Short task:
Review the listing and copy each line that holds the word "Special".

Records for the task:
────────────────────

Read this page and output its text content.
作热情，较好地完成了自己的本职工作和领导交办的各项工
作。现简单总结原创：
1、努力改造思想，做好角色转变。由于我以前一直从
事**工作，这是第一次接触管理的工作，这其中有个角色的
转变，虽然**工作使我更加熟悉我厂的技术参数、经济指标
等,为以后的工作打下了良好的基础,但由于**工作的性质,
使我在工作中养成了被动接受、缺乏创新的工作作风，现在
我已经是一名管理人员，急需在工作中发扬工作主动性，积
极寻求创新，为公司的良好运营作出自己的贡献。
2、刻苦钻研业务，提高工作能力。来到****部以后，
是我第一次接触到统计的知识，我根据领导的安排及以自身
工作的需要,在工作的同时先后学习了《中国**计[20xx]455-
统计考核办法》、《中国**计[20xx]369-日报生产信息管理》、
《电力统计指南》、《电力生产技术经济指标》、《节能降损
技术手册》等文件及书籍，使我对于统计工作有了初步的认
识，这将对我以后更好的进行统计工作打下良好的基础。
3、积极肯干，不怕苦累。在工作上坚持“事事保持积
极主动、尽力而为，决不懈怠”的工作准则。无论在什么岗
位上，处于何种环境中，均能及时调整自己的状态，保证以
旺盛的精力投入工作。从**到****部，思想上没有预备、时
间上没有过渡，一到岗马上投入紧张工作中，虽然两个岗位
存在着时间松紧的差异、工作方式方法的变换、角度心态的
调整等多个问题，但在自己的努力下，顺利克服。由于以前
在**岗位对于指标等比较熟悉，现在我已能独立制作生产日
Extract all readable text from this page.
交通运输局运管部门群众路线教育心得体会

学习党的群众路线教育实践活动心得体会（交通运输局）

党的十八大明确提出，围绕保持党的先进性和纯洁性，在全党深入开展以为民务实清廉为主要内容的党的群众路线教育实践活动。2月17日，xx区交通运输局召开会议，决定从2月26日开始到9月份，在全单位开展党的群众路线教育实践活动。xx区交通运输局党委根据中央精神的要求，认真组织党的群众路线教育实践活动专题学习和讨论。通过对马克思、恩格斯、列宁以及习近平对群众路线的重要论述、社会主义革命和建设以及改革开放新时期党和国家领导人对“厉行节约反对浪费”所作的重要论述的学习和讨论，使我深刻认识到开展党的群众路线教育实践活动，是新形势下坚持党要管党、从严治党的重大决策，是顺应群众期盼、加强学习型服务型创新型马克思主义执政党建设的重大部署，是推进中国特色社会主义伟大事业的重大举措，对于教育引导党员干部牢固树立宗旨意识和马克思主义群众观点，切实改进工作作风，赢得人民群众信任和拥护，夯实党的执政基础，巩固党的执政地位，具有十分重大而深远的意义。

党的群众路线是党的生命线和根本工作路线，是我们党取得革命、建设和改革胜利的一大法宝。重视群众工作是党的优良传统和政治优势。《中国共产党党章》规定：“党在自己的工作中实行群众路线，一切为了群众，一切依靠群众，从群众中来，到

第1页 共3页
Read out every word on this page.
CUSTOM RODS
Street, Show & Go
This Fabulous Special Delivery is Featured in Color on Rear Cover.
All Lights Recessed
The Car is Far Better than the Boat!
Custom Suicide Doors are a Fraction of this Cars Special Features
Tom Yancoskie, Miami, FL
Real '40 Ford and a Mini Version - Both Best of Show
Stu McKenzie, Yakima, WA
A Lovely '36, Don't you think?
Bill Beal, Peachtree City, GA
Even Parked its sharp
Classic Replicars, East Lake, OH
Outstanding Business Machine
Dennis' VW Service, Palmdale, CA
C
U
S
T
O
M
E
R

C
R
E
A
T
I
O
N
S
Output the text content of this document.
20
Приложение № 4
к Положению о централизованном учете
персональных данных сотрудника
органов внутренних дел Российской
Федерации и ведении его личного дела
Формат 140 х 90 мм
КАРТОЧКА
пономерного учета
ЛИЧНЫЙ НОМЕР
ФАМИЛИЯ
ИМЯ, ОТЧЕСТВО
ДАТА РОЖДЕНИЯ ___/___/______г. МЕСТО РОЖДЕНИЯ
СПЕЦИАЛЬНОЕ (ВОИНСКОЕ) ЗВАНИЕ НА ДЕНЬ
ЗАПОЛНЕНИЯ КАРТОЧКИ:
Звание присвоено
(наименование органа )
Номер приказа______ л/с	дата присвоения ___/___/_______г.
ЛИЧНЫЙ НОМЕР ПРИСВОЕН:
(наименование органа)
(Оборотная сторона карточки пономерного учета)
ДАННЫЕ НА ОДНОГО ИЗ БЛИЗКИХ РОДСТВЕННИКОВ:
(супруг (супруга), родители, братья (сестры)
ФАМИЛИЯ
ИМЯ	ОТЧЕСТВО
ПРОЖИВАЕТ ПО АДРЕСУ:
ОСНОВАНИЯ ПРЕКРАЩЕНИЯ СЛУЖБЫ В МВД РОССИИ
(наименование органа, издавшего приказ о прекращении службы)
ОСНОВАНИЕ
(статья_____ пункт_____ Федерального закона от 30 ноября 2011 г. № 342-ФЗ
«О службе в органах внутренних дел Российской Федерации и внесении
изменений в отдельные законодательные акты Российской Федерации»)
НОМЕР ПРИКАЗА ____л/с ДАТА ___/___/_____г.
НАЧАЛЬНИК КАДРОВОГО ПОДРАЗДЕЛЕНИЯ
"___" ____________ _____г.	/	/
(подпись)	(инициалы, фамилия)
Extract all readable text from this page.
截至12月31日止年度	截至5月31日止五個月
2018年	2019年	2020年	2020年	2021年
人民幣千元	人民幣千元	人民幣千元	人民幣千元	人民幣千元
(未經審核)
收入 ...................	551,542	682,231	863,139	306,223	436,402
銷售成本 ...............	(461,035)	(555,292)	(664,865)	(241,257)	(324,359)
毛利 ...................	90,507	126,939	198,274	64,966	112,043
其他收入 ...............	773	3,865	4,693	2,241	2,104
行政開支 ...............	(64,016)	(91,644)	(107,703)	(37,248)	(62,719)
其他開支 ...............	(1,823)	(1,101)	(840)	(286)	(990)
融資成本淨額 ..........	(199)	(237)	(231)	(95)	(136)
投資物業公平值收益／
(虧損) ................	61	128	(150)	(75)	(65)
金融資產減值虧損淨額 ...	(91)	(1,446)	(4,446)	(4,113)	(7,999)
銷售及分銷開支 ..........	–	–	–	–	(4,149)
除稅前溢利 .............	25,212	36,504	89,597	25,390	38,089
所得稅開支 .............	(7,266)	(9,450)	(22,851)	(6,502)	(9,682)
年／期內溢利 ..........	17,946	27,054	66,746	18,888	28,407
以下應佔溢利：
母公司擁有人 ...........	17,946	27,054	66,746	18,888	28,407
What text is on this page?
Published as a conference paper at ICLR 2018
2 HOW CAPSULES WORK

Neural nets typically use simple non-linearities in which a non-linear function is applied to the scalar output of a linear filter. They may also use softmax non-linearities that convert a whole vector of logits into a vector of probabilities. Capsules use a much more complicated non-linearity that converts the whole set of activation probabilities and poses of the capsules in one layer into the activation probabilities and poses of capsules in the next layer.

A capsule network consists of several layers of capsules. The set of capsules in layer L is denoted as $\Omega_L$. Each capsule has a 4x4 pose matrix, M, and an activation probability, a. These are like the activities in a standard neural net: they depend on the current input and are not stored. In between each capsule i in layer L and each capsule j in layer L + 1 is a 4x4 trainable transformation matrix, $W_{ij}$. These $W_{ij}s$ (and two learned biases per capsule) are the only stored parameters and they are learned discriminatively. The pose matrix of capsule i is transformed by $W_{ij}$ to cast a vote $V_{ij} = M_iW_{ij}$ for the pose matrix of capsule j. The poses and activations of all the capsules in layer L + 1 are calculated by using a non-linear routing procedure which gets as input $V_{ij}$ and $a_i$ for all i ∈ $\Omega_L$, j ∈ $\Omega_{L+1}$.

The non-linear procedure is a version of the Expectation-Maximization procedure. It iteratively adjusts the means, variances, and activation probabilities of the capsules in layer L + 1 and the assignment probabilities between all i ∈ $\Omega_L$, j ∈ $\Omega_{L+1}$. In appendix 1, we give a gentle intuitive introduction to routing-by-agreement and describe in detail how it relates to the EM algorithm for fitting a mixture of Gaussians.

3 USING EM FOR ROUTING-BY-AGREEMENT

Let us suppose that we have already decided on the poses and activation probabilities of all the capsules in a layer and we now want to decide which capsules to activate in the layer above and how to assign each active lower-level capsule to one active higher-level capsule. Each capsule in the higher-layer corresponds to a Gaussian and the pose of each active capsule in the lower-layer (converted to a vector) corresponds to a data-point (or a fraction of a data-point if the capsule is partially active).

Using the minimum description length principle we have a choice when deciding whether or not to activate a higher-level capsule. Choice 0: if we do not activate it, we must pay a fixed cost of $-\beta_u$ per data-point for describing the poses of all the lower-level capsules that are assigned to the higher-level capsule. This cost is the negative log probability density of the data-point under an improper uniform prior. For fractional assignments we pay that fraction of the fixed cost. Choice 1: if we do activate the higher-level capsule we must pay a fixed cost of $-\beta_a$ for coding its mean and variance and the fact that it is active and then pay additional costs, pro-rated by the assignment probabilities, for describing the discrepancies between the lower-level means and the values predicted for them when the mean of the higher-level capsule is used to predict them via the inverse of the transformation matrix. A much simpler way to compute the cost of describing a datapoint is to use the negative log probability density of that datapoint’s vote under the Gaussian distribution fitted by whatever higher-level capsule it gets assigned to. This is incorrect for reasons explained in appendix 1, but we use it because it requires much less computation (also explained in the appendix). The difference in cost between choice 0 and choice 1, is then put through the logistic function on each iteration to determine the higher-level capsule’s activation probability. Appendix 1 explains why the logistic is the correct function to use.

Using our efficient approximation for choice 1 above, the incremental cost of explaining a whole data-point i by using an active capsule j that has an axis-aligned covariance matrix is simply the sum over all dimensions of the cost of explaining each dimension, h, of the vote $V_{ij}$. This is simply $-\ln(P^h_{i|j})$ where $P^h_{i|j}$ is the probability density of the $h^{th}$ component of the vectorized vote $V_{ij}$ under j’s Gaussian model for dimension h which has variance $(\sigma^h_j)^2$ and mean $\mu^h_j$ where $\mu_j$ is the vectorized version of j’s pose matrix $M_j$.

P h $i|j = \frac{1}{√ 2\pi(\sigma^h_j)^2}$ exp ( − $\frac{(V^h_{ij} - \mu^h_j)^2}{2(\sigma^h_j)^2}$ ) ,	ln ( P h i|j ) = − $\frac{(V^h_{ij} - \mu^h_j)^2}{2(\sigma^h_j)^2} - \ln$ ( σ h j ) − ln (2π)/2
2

────────────────────

The completed task:
This Fabulous Special Delivery is Featured in Color on Rear Cover.
Custom Suicide Doors are a Fraction of this Cars Special Features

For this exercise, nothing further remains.